• [Short problem]
Every entry needs to be reproduced exactly.

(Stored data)

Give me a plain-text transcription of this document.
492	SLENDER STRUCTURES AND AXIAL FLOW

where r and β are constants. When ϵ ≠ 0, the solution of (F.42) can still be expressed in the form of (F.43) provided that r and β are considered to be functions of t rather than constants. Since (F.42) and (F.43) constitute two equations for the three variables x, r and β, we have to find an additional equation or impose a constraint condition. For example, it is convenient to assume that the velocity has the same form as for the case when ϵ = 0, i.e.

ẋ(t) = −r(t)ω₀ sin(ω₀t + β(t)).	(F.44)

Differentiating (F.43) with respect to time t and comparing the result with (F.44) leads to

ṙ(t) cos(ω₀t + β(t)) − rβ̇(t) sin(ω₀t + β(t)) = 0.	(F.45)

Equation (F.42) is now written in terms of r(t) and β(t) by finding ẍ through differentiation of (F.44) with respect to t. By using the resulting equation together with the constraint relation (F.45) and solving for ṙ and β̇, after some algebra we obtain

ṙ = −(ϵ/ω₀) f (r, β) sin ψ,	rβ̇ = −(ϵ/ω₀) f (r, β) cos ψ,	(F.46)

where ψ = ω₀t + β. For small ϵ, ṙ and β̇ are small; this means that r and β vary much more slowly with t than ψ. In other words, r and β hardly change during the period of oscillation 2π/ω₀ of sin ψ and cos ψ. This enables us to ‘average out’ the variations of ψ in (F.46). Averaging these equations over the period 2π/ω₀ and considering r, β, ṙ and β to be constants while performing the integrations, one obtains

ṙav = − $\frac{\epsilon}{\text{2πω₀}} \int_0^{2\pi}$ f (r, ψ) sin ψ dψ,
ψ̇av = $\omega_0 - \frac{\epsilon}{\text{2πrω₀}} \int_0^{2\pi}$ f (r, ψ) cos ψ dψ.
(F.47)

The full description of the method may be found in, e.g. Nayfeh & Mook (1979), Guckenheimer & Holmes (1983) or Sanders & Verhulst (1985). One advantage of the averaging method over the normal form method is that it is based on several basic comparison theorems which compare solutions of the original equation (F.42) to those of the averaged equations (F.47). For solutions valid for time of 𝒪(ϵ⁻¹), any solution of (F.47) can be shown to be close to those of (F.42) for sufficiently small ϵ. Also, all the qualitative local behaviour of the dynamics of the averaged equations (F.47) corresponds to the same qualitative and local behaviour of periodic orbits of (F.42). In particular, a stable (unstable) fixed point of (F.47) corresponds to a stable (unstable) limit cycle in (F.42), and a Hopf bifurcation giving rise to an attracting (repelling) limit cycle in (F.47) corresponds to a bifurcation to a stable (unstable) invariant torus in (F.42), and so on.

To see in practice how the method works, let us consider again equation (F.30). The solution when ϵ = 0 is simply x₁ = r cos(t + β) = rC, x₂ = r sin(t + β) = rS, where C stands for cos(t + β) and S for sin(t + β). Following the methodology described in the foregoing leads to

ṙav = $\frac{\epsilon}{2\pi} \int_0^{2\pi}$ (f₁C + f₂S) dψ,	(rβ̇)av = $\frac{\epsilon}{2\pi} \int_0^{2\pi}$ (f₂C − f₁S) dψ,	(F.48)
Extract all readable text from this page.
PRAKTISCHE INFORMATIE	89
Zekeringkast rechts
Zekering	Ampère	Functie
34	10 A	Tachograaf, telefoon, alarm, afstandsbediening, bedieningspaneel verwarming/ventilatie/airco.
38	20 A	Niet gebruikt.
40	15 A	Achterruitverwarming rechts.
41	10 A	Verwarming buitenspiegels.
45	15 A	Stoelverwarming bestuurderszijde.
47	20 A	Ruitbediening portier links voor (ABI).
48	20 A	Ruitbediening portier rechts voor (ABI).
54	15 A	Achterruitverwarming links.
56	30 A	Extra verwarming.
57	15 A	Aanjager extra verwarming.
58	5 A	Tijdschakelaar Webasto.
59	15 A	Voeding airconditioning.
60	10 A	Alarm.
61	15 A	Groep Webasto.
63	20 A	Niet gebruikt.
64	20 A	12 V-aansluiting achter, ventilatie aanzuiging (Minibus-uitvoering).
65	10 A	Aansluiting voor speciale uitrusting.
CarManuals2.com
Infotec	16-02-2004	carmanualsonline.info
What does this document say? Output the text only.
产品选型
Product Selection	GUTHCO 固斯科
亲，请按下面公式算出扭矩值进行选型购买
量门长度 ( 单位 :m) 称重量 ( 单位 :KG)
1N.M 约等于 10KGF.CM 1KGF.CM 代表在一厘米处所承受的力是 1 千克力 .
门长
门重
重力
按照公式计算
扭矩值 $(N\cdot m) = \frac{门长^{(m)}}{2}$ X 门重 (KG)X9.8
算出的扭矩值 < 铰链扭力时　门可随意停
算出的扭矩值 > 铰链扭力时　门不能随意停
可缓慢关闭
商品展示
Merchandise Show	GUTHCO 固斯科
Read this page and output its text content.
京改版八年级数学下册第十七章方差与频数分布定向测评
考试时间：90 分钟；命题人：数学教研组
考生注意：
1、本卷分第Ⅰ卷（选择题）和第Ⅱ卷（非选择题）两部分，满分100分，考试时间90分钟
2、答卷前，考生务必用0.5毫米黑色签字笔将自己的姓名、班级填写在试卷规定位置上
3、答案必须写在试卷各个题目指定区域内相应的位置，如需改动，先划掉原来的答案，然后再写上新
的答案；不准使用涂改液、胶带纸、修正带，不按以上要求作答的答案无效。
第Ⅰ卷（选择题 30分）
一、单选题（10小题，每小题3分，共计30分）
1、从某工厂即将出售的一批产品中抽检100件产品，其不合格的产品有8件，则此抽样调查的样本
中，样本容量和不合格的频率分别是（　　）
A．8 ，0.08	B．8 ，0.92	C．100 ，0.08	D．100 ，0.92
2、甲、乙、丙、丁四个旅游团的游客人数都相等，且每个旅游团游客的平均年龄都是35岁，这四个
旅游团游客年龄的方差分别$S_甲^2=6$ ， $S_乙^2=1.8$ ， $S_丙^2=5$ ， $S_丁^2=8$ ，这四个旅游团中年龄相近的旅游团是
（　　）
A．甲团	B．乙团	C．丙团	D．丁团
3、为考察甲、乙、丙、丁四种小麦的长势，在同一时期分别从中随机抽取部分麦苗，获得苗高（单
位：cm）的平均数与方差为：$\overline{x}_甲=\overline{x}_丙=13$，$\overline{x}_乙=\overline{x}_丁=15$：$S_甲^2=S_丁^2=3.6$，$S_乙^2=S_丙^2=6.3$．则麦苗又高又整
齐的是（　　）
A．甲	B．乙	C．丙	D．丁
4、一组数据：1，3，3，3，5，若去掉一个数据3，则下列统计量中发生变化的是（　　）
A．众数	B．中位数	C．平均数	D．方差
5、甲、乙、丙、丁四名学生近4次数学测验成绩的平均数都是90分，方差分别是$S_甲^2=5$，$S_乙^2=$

• [Right answer]
Give me a plain-text transcription of this document.
492	SLENDER STRUCTURES AND AXIAL FLOW

where r and β are constants. When ϵ ≠ 0, the solution of (F.42) can still be expressed in the form of (F.43) provided that r and β are considered to be functions of t rather than constants. Since (F.42) and (F.43) constitute two equations for the three variables x, r and β, we have to find an additional equation or impose a constraint condition. For example, it is convenient to assume that the velocity has the same form as for the case when ϵ = 0, i.e.

ẋ(t) = −r(t)ω₀ sin(ω₀t + β(t)).	(F.44)

Differentiating (F.43) with respect to time t and comparing the result with (F.44) leads to

ṙ(t) cos(ω₀t + β(t)) − rβ̇(t) sin(ω₀t + β(t)) = 0.	(F.45)

Equation (F.42) is now written in terms of r(t) and β(t) by finding ẍ through differentiation of (F.44) with respect to t. By using the resulting equation together with the constraint relation (F.45) and solving for ṙ and β̇, after some algebra we obtain

ṙ = −(ϵ/ω₀) f (r, β) sin ψ,	rβ̇ = −(ϵ/ω₀) f (r, β) cos ψ,	(F.46)

where ψ = ω₀t + β. For small ϵ, ṙ and β̇ are small; this means that r and β vary much more slowly with t than ψ. In other words, r and β hardly change during the period of oscillation 2π/ω₀ of sin ψ and cos ψ. This enables us to ‘average out’ the variations of ψ in (F.46). Averaging these equations over the period 2π/ω₀ and considering r, β, ṙ and β to be constants while performing the integrations, one obtains

ṙav = − $\frac{\epsilon}{\text{2πω₀}} \int_0^{2\pi}$ f (r, ψ) sin ψ dψ,
ψ̇av = $\omega_0 - \frac{\epsilon}{\text{2πrω₀}} \int_0^{2\pi}$ f (r, ψ) cos ψ dψ.
(F.47)

The full description of the method may be found in, e.g. Nayfeh & Mook (1979), Guckenheimer & Holmes (1983) or Sanders & Verhulst (1985). One advantage of the averaging method over the normal form method is that it is based on several basic comparison theorems which compare solutions of the original equation (F.42) to those of the averaged equations (F.47). For solutions valid for time of 𝒪(ϵ⁻¹), any solution of (F.47) can be shown to be close to those of (F.42) for sufficiently small ϵ. Also, all the qualitative local behaviour of the dynamics of the averaged equations (F.47) corresponds to the same qualitative and local behaviour of periodic orbits of (F.42). In particular, a stable (unstable) fixed point of (F.47) corresponds to a stable (unstable) limit cycle in (F.42), and a Hopf bifurcation giving rise to an attracting (repelling) limit cycle in (F.47) corresponds to a bifurcation to a stable (unstable) invariant torus in (F.42), and so on.

To see in practice how the method works, let us consider again equation (F.30). The solution when ϵ = 0 is simply x₁ = r cos(t + β) = rC, x₂ = r sin(t + β) = rS, where C stands for cos(t + β) and S for sin(t + β). Following the methodology described in the foregoing leads to

ṙav = $\frac{\epsilon}{2\pi} \int_0^{2\pi}$ (f₁C + f₂S) dψ,	(rβ̇)av = $\frac{\epsilon}{2\pi} \int_0^{2\pi}$ (f₂C − f₁S) dψ,	(F.48)
Extract all readable text from this page.
PRAKTISCHE INFORMATIE	89
Zekeringkast rechts
Zekering	Ampère	Functie
34	10 A	Tachograaf, telefoon, alarm, afstandsbediening, bedieningspaneel verwarming/ventilatie/airco.
38	20 A	Niet gebruikt.
40	15 A	Achterruitverwarming rechts.
41	10 A	Verwarming buitenspiegels.
45	15 A	Stoelverwarming bestuurderszijde.
47	20 A	Ruitbediening portier links voor (ABI).
48	20 A	Ruitbediening portier rechts voor (ABI).
54	15 A	Achterruitverwarming links.
56	30 A	Extra verwarming.
57	15 A	Aanjager extra verwarming.
58	5 A	Tijdschakelaar Webasto.
59	15 A	Voeding airconditioning.
60	10 A	Alarm.
61	15 A	Groep Webasto.
63	20 A	Niet gebruikt.
64	20 A	12 V-aansluiting achter, ventilatie aanzuiging (Minibus-uitvoering).
65	10 A	Aansluiting voor speciale uitrusting.
CarManuals2.com
Infotec	16-02-2004	carmanualsonline.info
What does this document say? Output the text only.
产品选型
Product Selection	GUTHCO 固斯科
亲，请按下面公式算出扭矩值进行选型购买
量门长度 ( 单位 :m) 称重量 ( 单位 :KG)
1N.M 约等于 10KGF.CM 1KGF.CM 代表在一厘米处所承受的力是 1 千克力 .
门长
门重
重力
按照公式计算
扭矩值 $(N\cdot m) = \frac{门长^{(m)}}{2}$ X 门重 (KG)X9.8
算出的扭矩值 < 铰链扭力时　门可随意停
算出的扭矩值 > 铰链扭力时　门不能随意停
可缓慢关闭
商品展示
Merchandise Show	GUTHCO 固斯科
Read this page and output its text content.
京改版八年级数学下册第十七章方差与频数分布定向测评
考试时间：90 分钟；命题人：数学教研组
考生注意：
1、本卷分第Ⅰ卷（选择题）和第Ⅱ卷（非选择题）两部分，满分100分，考试时间90分钟
2、答卷前，考生务必用0.5毫米黑色签字笔将自己的姓名、班级填写在试卷规定位置上
3、答案必须写在试卷各个题目指定区域内相应的位置，如需改动，先划掉原来的答案，然后再写上新
的答案；不准使用涂改液、胶带纸、修正带，不按以上要求作答的答案无效。
第Ⅰ卷（选择题 30分）
一、单选题（10小题，每小题3分，共计30分）
1、从某工厂即将出售的一批产品中抽检100件产品，其不合格的产品有8件，则此抽样调查的样本
中，样本容量和不合格的频率分别是（　　）
A．8 ，0.08	B．8 ，0.92	C．100 ，0.08	D．100 ，0.92
2、甲、乙、丙、丁四个旅游团的游客人数都相等，且每个旅游团游客的平均年龄都是35岁，这四个
旅游团游客年龄的方差分别$S_甲^2=6$ ， $S_乙^2=1.8$ ， $S_丙^2=5$ ， $S_丁^2=8$ ，这四个旅游团中年龄相近的旅游团是
（　　）
A．甲团	B．乙团	C．丙团	D．丁团
3、为考察甲、乙、丙、丁四种小麦的长势，在同一时期分别从中随机抽取部分麦苗，获得苗高（单
位：cm）的平均数与方差为：$\overline{x}_甲=\overline{x}_丙=13$，$\overline{x}_乙=\overline{x}_丁=15$：$S_甲^2=S_丁^2=3.6$，$S_乙^2=S_丙^2=6.3$．则麦苗又高又整
齐的是（　　）
A．甲	B．乙	C．丙	D．丁
4、一组数据：1，3，3，3，5，若去掉一个数据3，则下列统计量中发生变化的是（　　）
A．众数	B．中位数	C．平均数	D．方差
5、甲、乙、丙、丁四名学生近4次数学测验成绩的平均数都是90分，方差分别是$S_甲^2=5$，$S_乙^2=$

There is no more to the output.